Stored rows ->
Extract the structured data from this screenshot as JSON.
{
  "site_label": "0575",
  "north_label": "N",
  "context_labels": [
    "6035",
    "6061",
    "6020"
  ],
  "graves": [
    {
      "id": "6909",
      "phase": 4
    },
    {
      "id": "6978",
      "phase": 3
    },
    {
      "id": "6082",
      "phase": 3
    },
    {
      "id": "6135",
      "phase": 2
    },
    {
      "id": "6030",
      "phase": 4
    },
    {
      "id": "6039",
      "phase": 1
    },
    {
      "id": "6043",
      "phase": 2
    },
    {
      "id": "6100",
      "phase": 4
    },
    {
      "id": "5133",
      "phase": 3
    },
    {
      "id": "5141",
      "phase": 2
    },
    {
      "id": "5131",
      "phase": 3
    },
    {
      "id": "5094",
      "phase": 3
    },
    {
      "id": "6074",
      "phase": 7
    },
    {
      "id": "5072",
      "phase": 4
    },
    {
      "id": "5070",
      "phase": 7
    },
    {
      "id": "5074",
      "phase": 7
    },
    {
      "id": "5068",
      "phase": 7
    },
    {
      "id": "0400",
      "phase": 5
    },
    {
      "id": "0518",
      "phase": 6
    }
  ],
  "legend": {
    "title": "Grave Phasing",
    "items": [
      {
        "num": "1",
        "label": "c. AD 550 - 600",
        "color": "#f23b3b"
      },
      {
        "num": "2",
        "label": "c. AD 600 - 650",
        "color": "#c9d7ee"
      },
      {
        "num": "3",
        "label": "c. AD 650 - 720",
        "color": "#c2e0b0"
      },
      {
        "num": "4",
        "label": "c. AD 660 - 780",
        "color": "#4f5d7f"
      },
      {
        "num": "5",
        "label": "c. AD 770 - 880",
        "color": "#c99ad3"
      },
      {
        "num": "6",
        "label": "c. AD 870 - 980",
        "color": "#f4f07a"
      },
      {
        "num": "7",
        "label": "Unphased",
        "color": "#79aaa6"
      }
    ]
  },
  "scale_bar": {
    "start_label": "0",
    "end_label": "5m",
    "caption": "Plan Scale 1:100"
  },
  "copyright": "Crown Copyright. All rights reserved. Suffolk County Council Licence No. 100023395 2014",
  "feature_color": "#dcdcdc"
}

Exercise objective -> Your task is to output all of the data above word for word.

Task result ->
Extract the structured data from this screenshot as JSON.
{
  "site_label": "0575",
  "north_label": "N",
  "context_labels": [
    "6035",
    "6061",
    "6020"
  ],
  "graves": [
    {
      "id": "6909",
      "phase": 4
    },
    {
      "id": "6978",
      "phase": 3
    },
    {
      "id": "6082",
      "phase": 3
    },
    {
      "id": "6135",
      "phase": 2
    },
    {
      "id": "6030",
      "phase": 4
    },
    {
      "id": "6039",
      "phase": 1
    },
    {
      "id": "6043",
      "phase": 2
    },
    {
      "id": "6100",
      "phase": 4
    },
    {
      "id": "5133",
      "phase": 3
    },
    {
      "id": "5141",
      "phase": 2
    },
    {
      "id": "5131",
      "phase": 3
    },
    {
      "id": "5094",
      "phase": 3
    },
    {
      "id": "6074",
      "phase": 7
    },
    {
      "id": "5072",
      "phase": 4
    },
    {
      "id": "5070",
      "phase": 7
    },
    {
      "id": "5074",
      "phase": 7
    },
    {
      "id": "5068",
      "phase": 7
    },
    {
      "id": "0400",
      "phase": 5
    },
    {
      "id": "0518",
      "phase": 6
    }
  ],
  "legend": {
    "title": "Grave Phasing",
    "items": [
      {
        "num": "1",
        "label": "c. AD 550 - 600",
        "color": "#f23b3b"
      },
      {
        "num": "2",
        "label": "c. AD 600 - 650",
        "color": "#c9d7ee"
      },
      {
        "num": "3",
        "label": "c. AD 650 - 720",
        "color": "#c2e0b0"
      },
      {
        "num": "4",
        "label": "c. AD 660 - 780",
        "color": "#4f5d7f"
      },
      {
        "num": "5",
        "label": "c. AD 770 - 880",
        "color": "#c99ad3"
      },
      {
        "num": "6",
        "label": "c. AD 870 - 980",
        "color": "#f4f07a"
      },
      {
        "num": "7",
        "label": "Unphased",
        "color": "#79aaa6"
      }
    ]
  },
  "scale_bar": {
    "start_label": "0",
    "end_label": "5m",
    "caption": "Plan Scale 1:100"
  },
  "copyright": "Crown Copyright. All rights reserved. Suffolk County Council Licence No. 100023395 2014",
  "feature_color": "#dcdcdc"
}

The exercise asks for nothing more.